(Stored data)

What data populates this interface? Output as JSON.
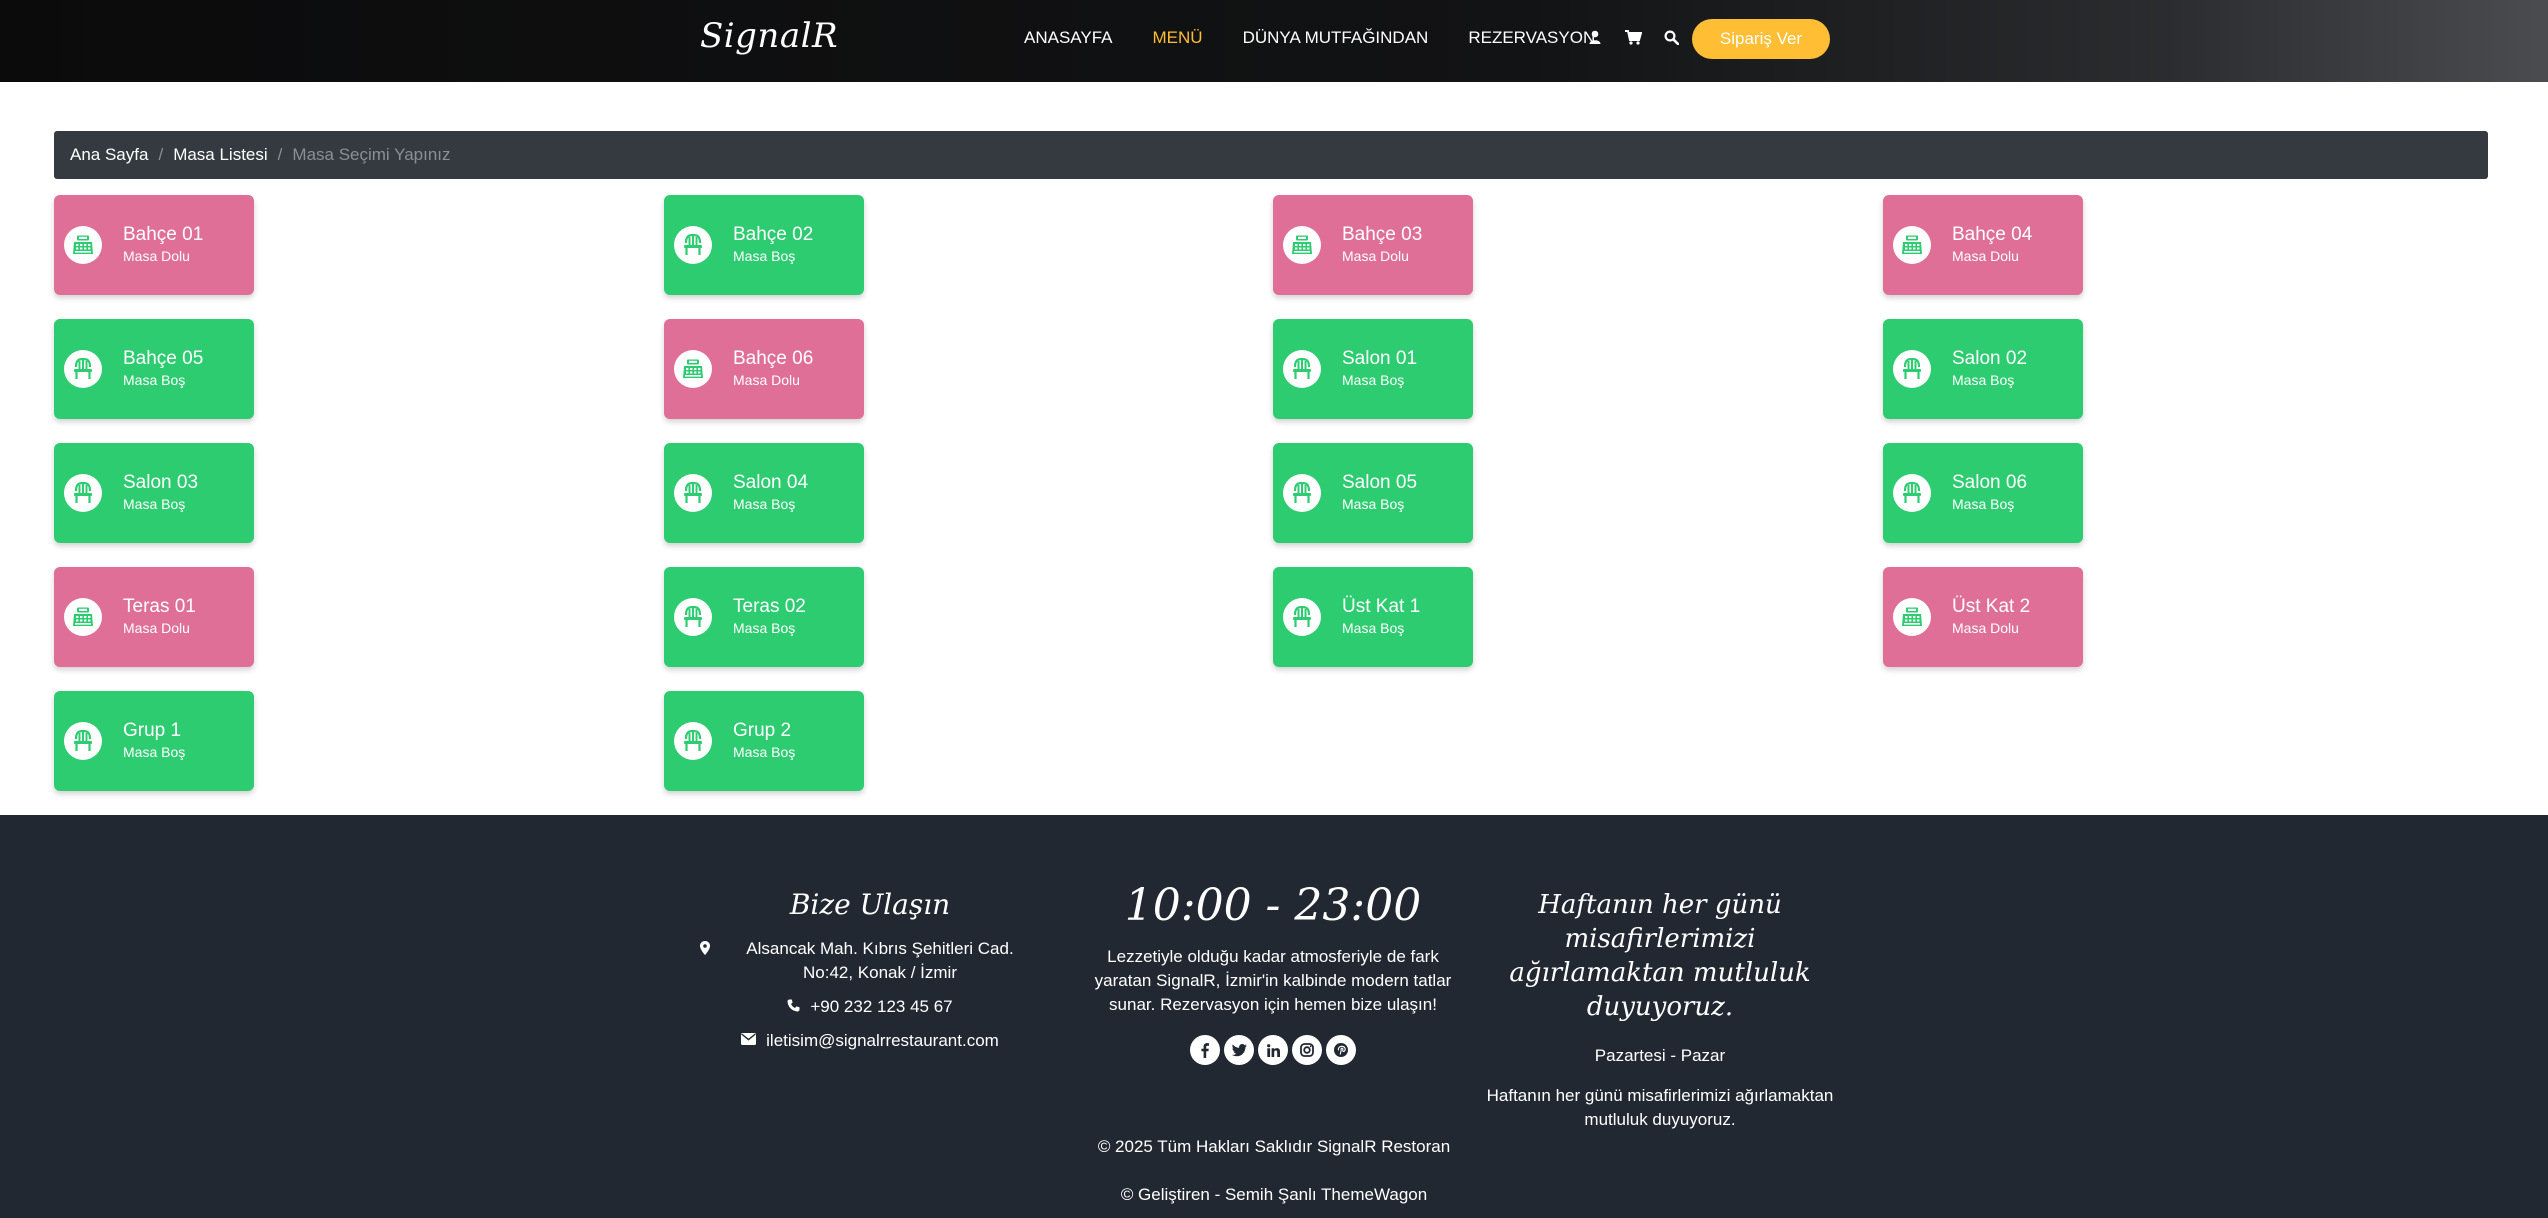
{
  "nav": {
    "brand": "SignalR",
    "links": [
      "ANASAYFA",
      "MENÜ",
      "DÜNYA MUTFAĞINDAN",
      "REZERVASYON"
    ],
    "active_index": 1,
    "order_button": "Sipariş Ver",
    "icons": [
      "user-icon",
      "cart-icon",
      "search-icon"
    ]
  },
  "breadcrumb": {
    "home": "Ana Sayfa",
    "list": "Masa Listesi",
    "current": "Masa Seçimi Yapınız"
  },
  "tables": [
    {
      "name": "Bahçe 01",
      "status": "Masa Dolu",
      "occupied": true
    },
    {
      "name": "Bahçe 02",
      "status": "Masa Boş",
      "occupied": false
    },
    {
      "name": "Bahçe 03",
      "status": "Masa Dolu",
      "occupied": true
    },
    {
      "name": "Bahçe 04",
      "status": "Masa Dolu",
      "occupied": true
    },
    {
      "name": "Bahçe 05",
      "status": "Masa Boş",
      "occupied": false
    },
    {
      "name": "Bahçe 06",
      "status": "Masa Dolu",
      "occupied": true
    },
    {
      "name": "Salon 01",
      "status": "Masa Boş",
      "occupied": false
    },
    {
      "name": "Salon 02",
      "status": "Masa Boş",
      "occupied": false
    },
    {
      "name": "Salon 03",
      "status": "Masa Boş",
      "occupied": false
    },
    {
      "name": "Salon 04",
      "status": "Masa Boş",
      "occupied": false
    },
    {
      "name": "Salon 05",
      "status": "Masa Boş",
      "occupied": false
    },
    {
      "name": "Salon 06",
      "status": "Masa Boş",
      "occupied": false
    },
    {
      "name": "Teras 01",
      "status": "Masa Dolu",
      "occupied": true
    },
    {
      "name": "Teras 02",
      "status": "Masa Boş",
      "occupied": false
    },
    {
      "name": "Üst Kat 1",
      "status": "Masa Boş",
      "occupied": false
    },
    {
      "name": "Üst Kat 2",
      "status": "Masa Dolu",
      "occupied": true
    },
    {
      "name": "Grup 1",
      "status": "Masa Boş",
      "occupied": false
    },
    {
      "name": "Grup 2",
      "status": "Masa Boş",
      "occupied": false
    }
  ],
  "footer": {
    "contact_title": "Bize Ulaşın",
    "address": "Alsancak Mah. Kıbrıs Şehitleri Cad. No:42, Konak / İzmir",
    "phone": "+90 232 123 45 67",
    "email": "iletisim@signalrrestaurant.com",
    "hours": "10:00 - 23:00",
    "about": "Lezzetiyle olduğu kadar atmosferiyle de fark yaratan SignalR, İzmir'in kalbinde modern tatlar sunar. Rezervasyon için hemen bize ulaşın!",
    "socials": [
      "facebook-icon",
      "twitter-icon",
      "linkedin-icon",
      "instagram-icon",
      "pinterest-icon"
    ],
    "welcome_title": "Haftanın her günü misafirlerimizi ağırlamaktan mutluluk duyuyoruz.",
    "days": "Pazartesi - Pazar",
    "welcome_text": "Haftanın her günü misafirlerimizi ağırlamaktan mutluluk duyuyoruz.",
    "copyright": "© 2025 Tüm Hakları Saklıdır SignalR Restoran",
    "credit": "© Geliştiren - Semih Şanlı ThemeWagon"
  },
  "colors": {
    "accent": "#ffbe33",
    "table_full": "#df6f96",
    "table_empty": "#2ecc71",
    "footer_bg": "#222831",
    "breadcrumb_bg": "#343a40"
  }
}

▸ **INSTRUCTIONS TO FOLLOW**: Give only the count of lines in the data that include the string "misafirlerimizi".

▸ **RESULT OF THIS EXERCISE**: 2